▶ [The task]: The answer is one number: how many lines hold the string "true".

(Stored data)
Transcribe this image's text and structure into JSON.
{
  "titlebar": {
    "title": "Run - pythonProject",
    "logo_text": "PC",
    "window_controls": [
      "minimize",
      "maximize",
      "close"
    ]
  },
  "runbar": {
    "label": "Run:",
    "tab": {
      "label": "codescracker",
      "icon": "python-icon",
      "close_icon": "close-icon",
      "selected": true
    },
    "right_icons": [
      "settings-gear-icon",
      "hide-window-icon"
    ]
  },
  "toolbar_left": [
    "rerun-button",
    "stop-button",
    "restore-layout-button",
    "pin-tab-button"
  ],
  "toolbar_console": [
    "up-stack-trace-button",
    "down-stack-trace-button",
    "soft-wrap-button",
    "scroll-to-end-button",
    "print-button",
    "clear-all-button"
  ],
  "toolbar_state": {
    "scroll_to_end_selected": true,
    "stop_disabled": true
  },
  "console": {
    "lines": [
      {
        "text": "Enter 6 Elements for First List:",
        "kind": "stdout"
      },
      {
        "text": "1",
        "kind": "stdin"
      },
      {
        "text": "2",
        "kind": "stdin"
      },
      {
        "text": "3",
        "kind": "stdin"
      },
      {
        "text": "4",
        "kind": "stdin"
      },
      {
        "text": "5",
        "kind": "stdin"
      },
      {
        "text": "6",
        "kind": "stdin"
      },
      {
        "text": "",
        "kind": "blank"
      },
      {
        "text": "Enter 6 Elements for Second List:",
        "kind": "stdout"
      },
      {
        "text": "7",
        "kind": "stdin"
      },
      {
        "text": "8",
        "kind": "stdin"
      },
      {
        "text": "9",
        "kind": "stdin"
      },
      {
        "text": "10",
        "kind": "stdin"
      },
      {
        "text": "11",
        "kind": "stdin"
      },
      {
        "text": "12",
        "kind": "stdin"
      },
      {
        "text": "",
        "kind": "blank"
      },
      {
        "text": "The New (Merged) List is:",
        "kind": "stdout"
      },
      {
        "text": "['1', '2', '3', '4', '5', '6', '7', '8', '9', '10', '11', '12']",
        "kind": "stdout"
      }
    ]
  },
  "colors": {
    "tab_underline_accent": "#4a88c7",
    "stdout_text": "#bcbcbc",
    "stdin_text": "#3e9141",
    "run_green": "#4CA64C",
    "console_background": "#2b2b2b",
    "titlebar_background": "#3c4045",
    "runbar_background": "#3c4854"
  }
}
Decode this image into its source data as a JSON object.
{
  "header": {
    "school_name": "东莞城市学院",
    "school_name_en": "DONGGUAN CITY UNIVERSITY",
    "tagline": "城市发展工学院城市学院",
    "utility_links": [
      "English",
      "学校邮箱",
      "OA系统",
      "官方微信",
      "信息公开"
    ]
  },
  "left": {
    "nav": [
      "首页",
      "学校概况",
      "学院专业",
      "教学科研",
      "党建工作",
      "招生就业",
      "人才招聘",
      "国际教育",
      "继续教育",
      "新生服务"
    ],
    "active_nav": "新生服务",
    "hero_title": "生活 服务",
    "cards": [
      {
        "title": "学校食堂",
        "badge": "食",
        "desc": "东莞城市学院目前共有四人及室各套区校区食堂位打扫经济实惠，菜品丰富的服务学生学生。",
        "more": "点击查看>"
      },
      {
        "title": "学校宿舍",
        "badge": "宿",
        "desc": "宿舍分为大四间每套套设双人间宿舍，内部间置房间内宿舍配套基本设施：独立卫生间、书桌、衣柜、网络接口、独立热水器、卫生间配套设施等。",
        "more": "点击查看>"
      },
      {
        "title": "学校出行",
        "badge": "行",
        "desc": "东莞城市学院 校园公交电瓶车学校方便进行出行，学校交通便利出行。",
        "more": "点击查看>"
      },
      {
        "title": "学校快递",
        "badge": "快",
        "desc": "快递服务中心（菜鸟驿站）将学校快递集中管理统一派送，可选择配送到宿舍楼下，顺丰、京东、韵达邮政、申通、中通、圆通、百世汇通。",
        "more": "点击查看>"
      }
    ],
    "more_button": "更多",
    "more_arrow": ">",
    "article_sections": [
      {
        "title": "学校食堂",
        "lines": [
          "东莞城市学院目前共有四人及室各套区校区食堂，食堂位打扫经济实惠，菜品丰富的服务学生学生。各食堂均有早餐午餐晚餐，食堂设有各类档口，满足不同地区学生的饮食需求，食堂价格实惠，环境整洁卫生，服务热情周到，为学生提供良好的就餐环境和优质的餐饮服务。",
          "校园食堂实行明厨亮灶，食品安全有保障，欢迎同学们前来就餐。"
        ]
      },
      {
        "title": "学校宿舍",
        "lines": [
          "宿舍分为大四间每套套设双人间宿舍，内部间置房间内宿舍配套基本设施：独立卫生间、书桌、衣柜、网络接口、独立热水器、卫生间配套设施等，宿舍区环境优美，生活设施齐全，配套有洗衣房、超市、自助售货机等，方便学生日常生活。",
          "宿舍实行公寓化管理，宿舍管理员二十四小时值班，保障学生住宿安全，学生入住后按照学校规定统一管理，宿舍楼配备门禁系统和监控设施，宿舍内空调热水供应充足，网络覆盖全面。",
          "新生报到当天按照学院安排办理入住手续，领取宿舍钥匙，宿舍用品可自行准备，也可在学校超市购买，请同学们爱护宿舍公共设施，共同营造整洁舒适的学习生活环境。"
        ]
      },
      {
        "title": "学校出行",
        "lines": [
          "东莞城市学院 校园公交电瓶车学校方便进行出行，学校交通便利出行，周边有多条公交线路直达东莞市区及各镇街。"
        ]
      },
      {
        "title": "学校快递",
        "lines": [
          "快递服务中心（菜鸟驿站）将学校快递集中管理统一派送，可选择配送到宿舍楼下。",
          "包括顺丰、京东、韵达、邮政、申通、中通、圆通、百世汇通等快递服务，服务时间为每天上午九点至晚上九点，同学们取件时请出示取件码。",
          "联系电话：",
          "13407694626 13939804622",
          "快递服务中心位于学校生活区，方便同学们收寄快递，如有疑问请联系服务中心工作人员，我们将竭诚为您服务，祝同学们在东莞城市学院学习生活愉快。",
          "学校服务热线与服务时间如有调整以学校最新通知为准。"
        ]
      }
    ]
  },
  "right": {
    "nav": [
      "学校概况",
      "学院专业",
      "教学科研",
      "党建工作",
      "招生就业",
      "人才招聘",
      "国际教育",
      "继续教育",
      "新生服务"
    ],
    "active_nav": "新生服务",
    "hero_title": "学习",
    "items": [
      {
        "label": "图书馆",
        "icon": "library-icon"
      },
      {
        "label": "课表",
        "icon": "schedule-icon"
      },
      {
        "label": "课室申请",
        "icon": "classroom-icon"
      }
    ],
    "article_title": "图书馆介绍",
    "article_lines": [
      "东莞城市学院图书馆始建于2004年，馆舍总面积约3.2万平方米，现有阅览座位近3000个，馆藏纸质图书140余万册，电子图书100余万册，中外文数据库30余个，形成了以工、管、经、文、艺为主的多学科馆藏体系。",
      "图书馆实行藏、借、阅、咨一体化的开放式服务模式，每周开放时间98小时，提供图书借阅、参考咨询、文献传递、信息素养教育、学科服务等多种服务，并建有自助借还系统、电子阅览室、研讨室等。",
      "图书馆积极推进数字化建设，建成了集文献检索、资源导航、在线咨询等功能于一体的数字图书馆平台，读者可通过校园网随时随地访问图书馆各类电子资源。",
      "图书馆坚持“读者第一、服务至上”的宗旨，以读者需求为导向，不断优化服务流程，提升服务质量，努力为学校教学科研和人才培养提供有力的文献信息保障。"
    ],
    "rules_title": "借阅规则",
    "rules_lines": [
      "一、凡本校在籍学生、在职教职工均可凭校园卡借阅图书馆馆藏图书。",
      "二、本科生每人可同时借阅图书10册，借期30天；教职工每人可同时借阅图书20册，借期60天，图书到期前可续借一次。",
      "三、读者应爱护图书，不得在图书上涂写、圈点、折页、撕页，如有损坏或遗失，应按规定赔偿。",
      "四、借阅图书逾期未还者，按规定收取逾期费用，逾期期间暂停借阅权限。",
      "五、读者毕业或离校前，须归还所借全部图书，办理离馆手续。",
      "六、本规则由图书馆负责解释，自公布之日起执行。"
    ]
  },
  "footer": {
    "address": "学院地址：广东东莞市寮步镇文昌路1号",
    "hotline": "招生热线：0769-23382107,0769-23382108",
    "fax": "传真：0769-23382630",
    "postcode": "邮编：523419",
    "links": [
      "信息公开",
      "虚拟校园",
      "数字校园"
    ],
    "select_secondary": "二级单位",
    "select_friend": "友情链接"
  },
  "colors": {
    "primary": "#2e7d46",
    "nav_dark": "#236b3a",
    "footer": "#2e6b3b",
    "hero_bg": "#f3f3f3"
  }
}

▶ [Result of the exercise]: 3